_TASK PROMPT_
Quote the listing in full, exactly as given, minus any pictures.

_INPUT ROWS_
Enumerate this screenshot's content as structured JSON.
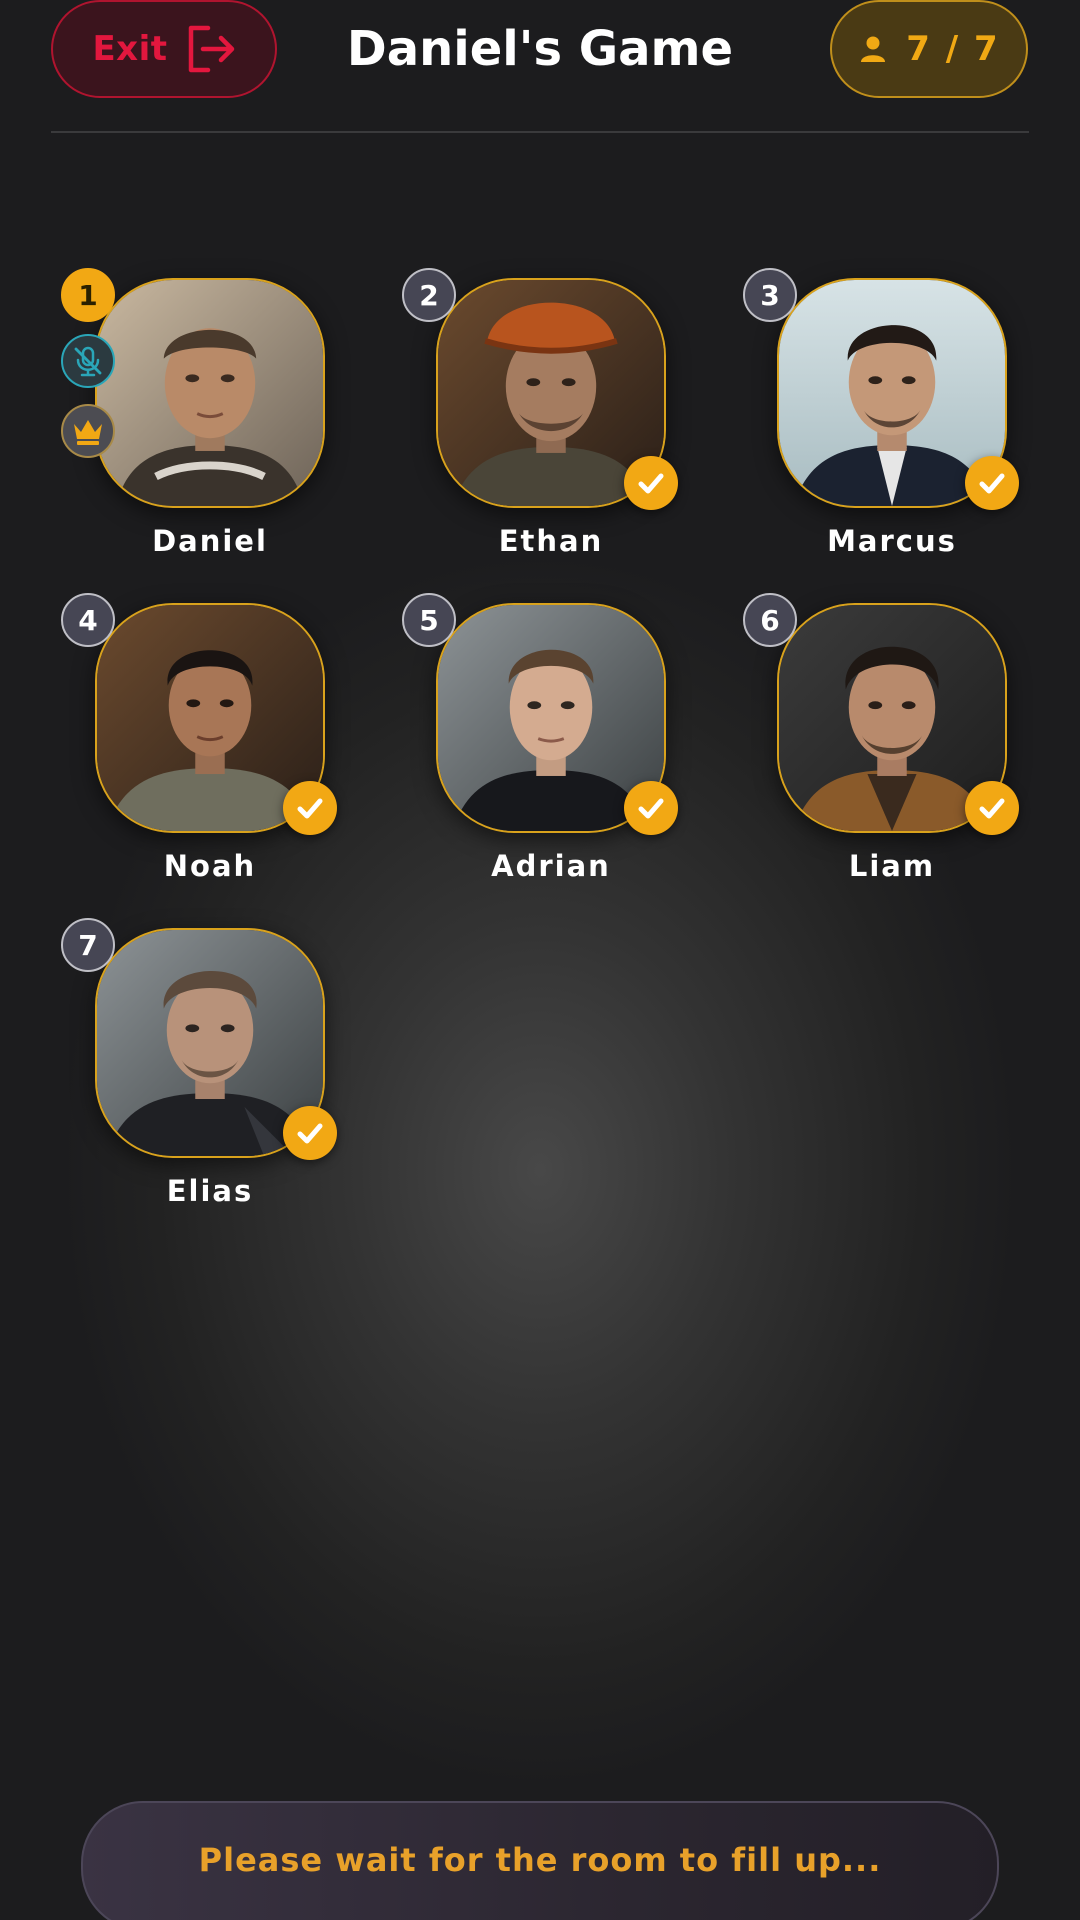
{
  "header": {
    "exit_label": "Exit",
    "title": "Daniel's Game",
    "player_count": "7 / 7"
  },
  "players": [
    {
      "number": "1",
      "name": "Daniel",
      "host": true,
      "muted": true,
      "ready": false
    },
    {
      "number": "2",
      "name": "Ethan",
      "host": false,
      "muted": false,
      "ready": true
    },
    {
      "number": "3",
      "name": "Marcus",
      "host": false,
      "muted": false,
      "ready": true
    },
    {
      "number": "4",
      "name": "Noah",
      "host": false,
      "muted": false,
      "ready": true
    },
    {
      "number": "5",
      "name": "Adrian",
      "host": false,
      "muted": false,
      "ready": true
    },
    {
      "number": "6",
      "name": "Liam",
      "host": false,
      "muted": false,
      "ready": true
    },
    {
      "number": "7",
      "name": "Elias",
      "host": false,
      "muted": false,
      "ready": true
    }
  ],
  "footer": {
    "status_text": "Please wait for the room to fill up..."
  },
  "colors": {
    "accent": "#f2a814",
    "exit": "#e3173e",
    "muted": "#2aa6b8",
    "background": "#1c1c1e"
  },
  "icons": {
    "exit": "exit-icon",
    "person": "person-icon",
    "mic_off": "mic-off-icon",
    "crown": "crown-icon",
    "check": "check-icon"
  }
}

_TASK OUTPUT_
Enumerate this screenshot's content as structured JSON.
{
  "header": {
    "exit_label": "Exit",
    "title": "Daniel's Game",
    "player_count": "7 / 7"
  },
  "players": [
    {
      "number": "1",
      "name": "Daniel",
      "host": true,
      "muted": true,
      "ready": false
    },
    {
      "number": "2",
      "name": "Ethan",
      "host": false,
      "muted": false,
      "ready": true
    },
    {
      "number": "3",
      "name": "Marcus",
      "host": false,
      "muted": false,
      "ready": true
    },
    {
      "number": "4",
      "name": "Noah",
      "host": false,
      "muted": false,
      "ready": true
    },
    {
      "number": "5",
      "name": "Adrian",
      "host": false,
      "muted": false,
      "ready": true
    },
    {
      "number": "6",
      "name": "Liam",
      "host": false,
      "muted": false,
      "ready": true
    },
    {
      "number": "7",
      "name": "Elias",
      "host": false,
      "muted": false,
      "ready": true
    }
  ],
  "footer": {
    "status_text": "Please wait for the room to fill up..."
  },
  "colors": {
    "accent": "#f2a814",
    "exit": "#e3173e",
    "muted": "#2aa6b8",
    "background": "#1c1c1e"
  },
  "icons": {
    "exit": "exit-icon",
    "person": "person-icon",
    "mic_off": "mic-off-icon",
    "crown": "crown-icon",
    "check": "check-icon"
  }
}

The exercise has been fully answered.